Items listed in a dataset
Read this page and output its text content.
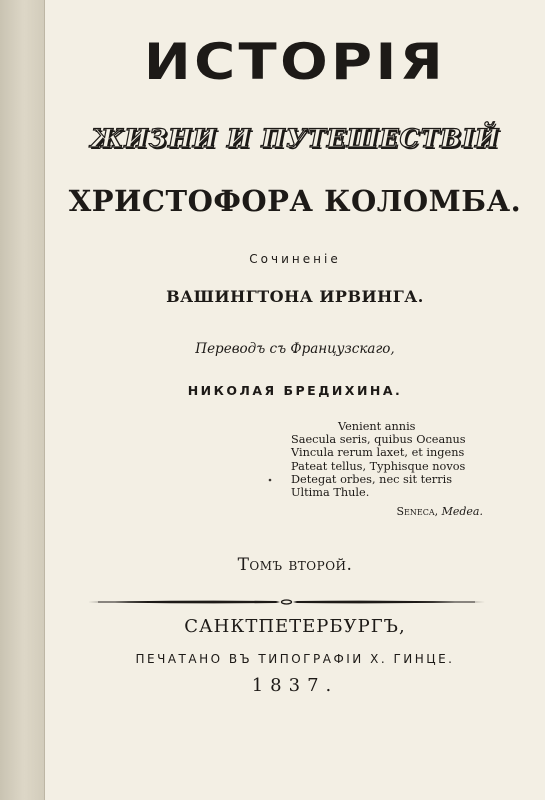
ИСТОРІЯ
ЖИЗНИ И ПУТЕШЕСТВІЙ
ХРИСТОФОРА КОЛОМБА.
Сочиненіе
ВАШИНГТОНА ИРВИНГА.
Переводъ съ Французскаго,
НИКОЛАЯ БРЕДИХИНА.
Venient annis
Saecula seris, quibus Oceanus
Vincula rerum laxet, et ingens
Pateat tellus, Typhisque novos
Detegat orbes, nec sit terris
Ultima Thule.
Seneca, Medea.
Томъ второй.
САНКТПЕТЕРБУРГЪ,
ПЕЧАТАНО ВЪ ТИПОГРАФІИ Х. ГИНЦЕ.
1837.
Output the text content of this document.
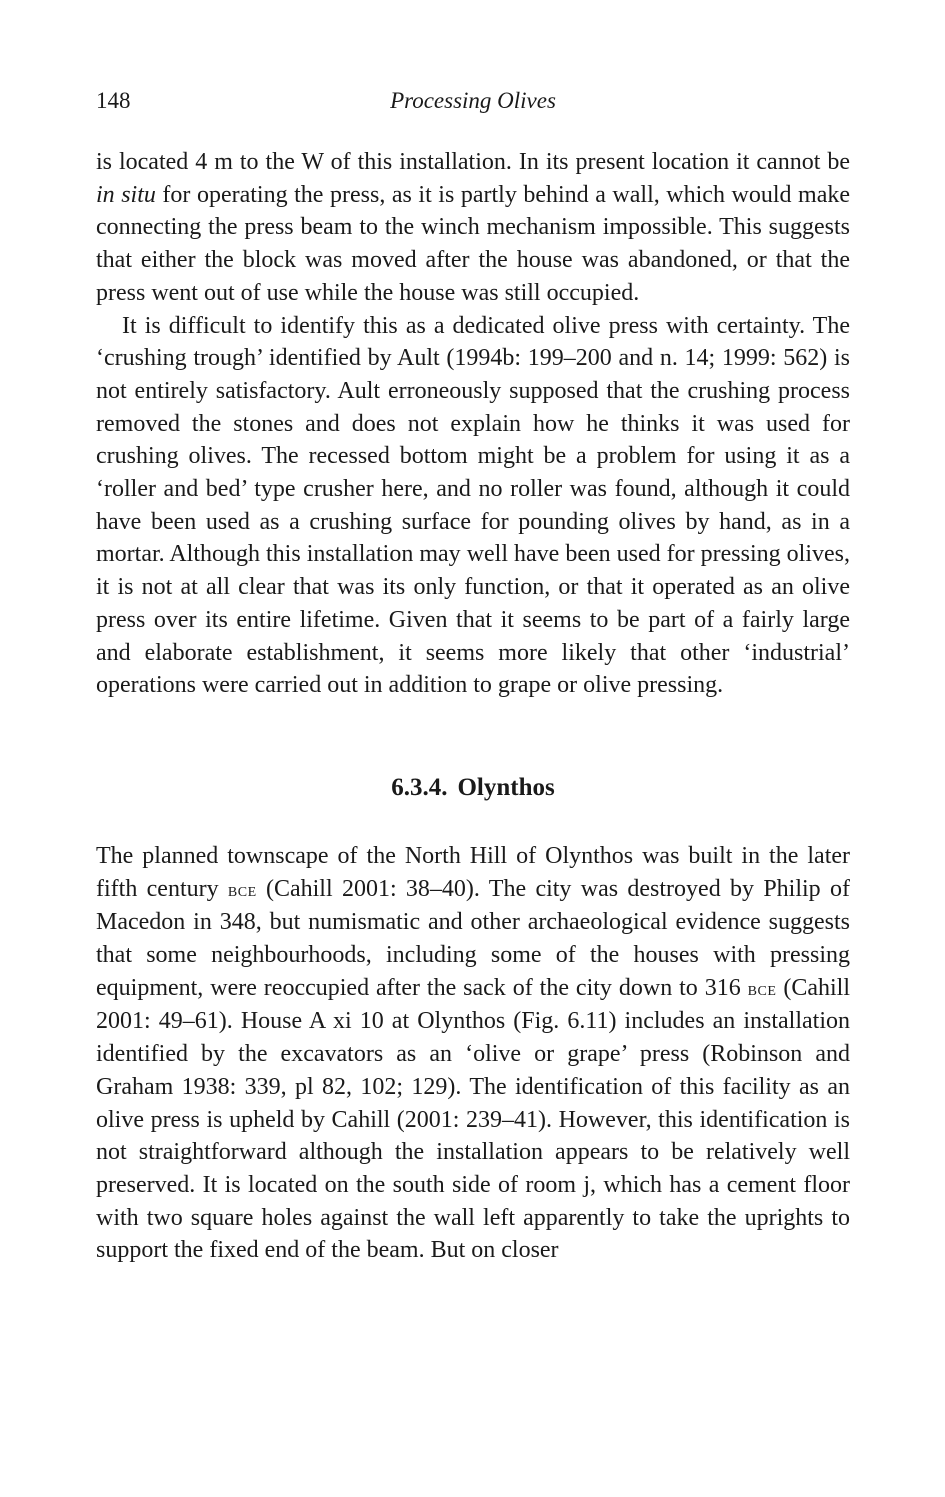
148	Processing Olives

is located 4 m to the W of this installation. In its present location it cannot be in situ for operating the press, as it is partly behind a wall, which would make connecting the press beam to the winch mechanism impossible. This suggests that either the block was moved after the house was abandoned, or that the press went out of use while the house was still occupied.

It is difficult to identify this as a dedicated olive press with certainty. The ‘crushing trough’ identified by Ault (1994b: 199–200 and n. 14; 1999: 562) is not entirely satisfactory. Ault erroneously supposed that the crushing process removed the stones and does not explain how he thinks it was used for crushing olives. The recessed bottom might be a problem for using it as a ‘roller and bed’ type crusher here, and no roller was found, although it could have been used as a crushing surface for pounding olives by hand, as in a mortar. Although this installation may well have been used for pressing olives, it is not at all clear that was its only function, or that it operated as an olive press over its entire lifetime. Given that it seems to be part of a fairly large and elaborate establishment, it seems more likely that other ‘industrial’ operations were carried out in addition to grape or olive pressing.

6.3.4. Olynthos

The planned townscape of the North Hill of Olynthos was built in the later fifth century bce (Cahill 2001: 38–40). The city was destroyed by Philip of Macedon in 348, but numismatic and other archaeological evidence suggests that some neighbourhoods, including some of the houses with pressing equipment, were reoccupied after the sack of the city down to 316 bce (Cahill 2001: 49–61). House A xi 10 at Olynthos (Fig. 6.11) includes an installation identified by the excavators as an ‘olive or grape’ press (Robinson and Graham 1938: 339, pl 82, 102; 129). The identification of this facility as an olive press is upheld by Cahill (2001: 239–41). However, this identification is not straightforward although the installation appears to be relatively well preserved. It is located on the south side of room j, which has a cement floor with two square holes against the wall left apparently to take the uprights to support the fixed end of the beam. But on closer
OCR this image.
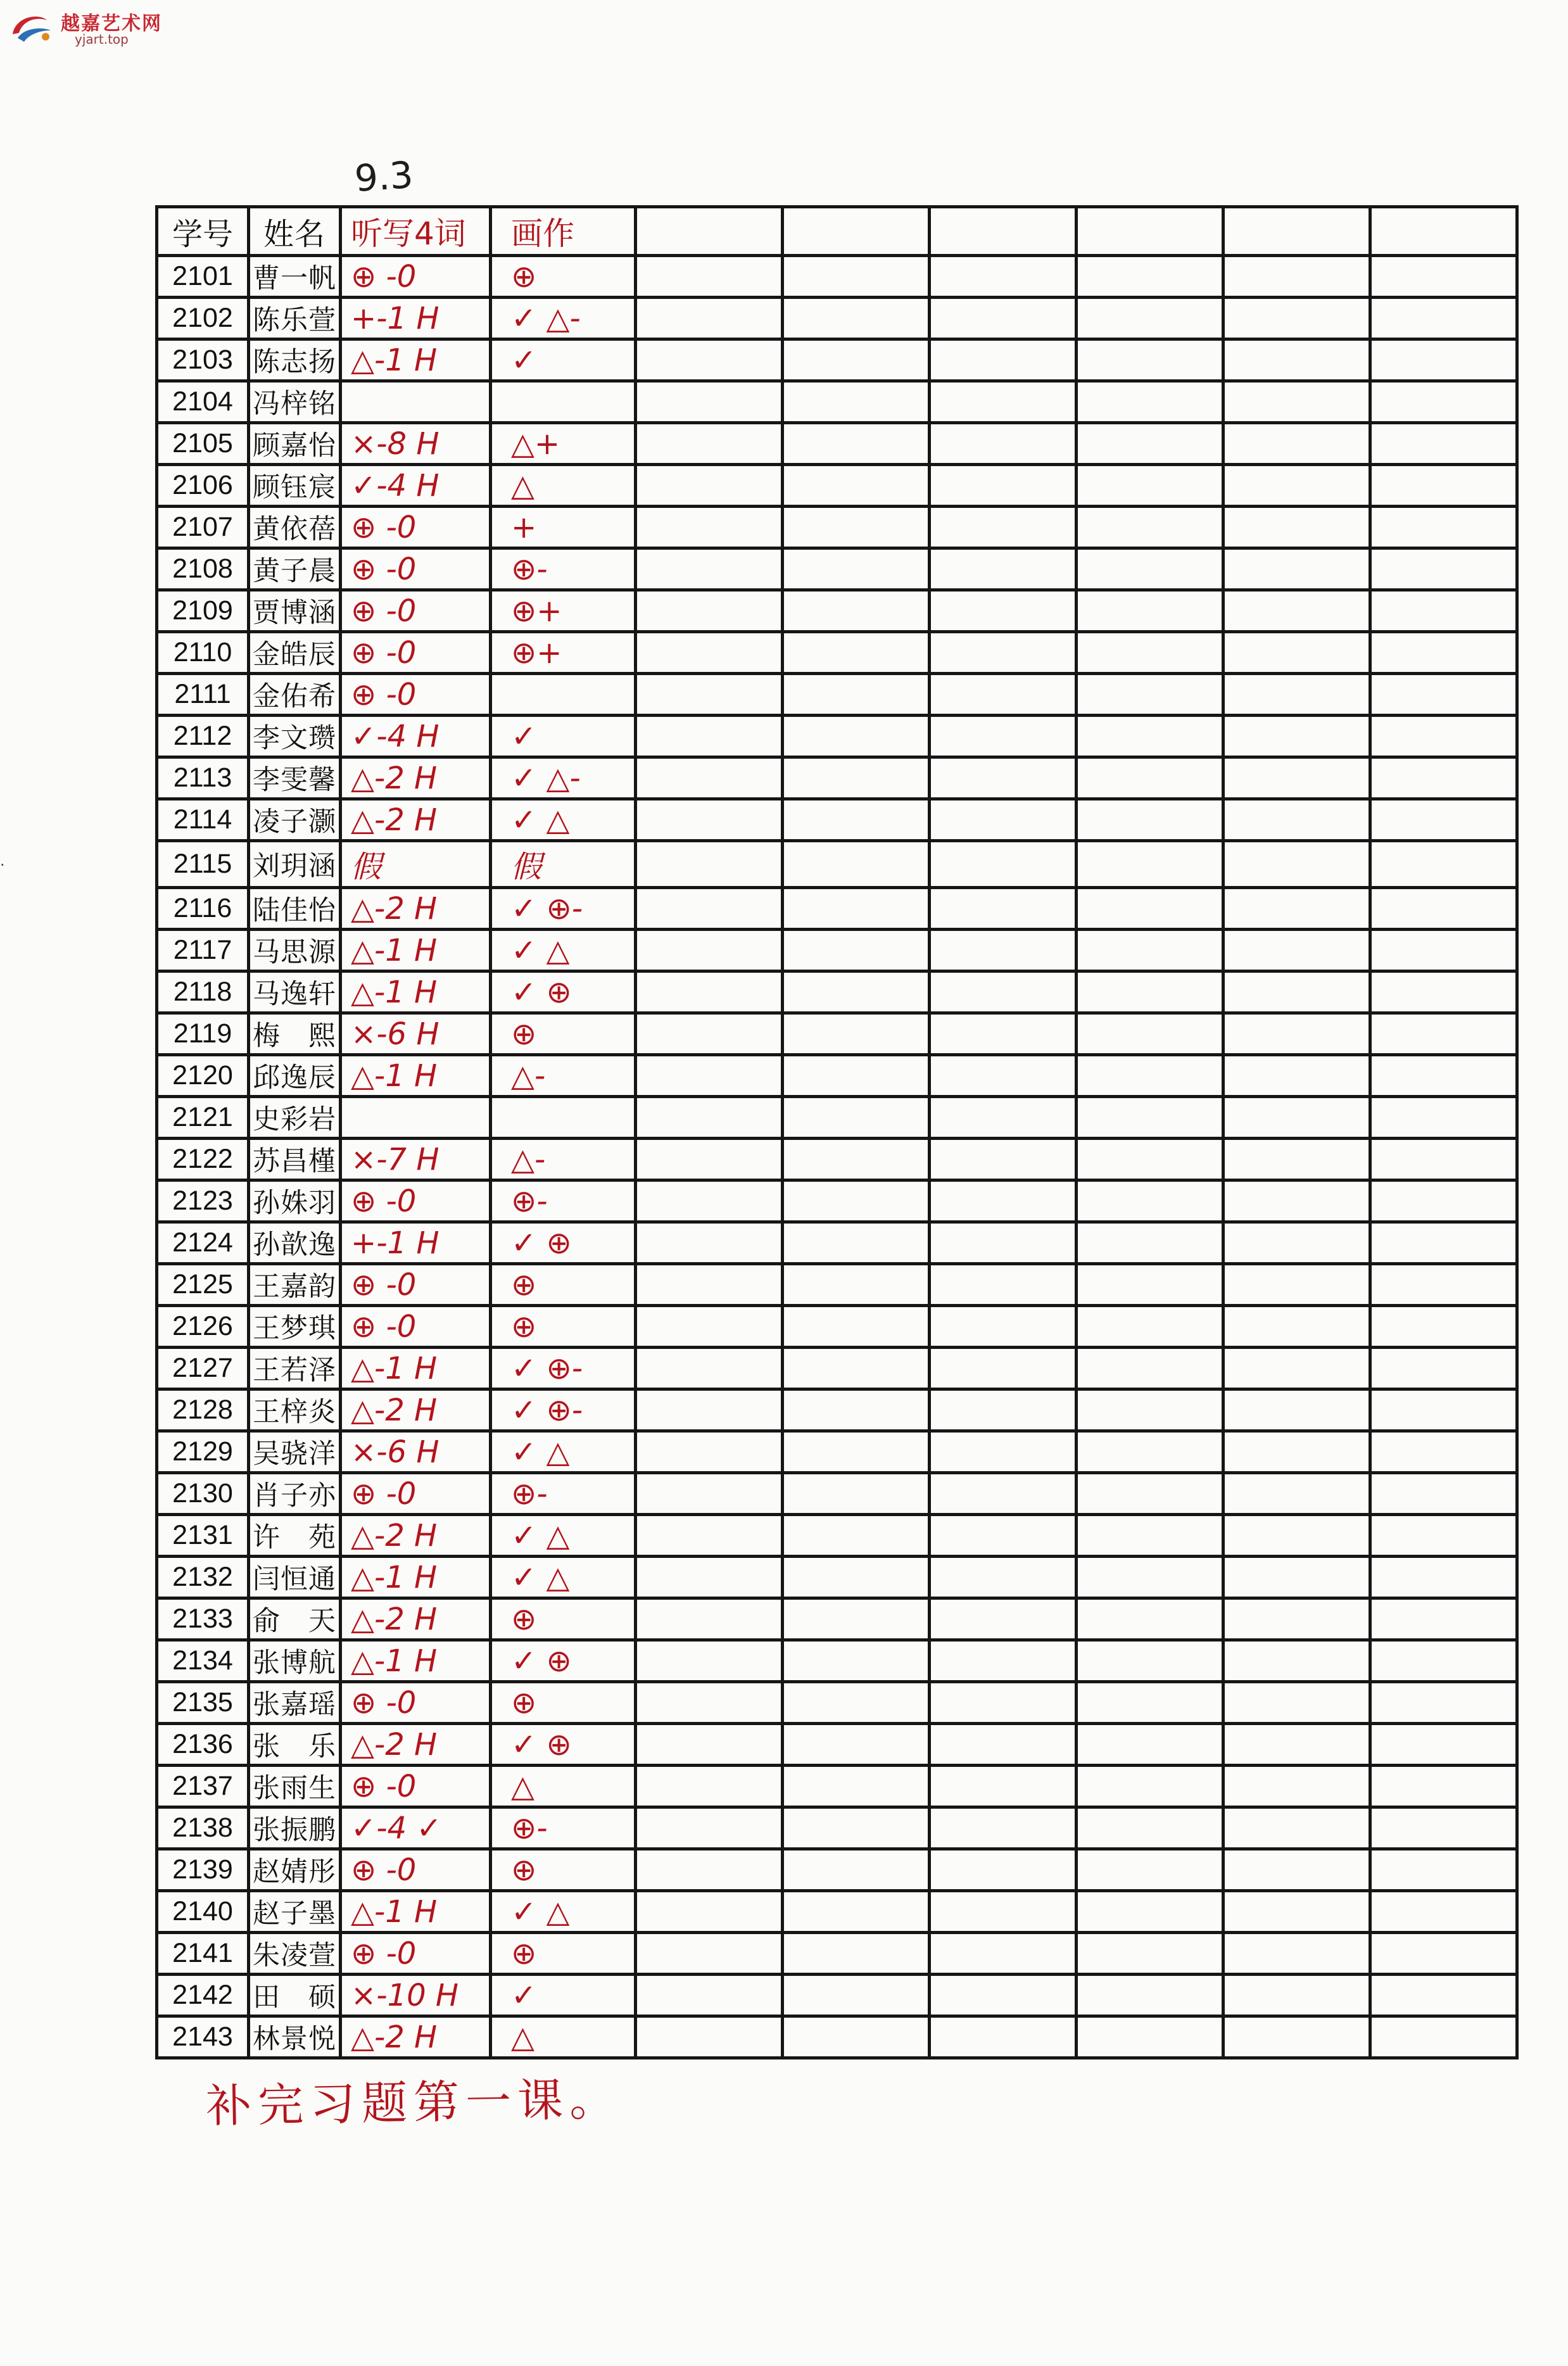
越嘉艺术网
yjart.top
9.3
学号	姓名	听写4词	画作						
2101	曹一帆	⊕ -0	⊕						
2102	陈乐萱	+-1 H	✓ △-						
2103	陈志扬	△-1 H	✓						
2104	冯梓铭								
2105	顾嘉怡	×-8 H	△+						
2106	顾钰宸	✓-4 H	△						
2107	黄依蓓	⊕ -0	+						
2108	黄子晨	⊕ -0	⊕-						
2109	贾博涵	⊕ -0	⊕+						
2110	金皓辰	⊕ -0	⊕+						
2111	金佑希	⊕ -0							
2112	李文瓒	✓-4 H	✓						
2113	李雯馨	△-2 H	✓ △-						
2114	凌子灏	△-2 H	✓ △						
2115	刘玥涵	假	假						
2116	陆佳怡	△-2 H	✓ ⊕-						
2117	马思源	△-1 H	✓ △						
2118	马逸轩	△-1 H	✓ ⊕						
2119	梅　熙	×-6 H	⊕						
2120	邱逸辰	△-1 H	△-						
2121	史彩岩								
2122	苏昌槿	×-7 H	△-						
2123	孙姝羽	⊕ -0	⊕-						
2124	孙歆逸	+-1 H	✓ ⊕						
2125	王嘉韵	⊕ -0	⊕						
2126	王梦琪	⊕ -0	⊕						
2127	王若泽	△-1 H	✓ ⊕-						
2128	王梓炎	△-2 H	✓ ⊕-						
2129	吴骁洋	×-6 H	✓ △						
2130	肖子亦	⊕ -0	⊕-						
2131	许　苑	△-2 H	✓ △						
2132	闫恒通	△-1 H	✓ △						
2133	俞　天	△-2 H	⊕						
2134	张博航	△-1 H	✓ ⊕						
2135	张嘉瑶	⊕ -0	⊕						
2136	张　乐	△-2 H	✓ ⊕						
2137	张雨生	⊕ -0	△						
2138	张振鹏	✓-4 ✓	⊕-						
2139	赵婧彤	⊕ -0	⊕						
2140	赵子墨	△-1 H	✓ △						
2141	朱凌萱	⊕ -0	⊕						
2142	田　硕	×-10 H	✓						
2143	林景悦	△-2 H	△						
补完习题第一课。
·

## WORK TO BE COMPLETED
Find each line with the string "Olynthos" and copy it out.

## ANSWER IN FULL
6.3.4. Olynthos
The planned townscape of the North Hill of Olynthos was built in the later fifth century bce (Cahill 2001: 38–40). The city was destroyed by Philip of Macedon in 348, but numismatic and other archaeological evidence suggests that some neighbourhoods, including some of the houses with pressing equipment, were reoccupied after the sack of the city down to 316 bce (Cahill 2001: 49–61). House A xi 10 at Olynthos (Fig. 6.11) includes an installation identified by the excavators as an ‘olive or grape’ press (Robinson and Graham 1938: 339, pl 82, 102; 129). The identification of this facility as an olive press is upheld by Cahill (2001: 239–41). However, this identification is not straightforward although the installation appears to be relatively well preserved. It is located on the south side of room j, which has a cement floor with two square holes against the wall left apparently to take the uprights to support the fixed end of the beam. But on closer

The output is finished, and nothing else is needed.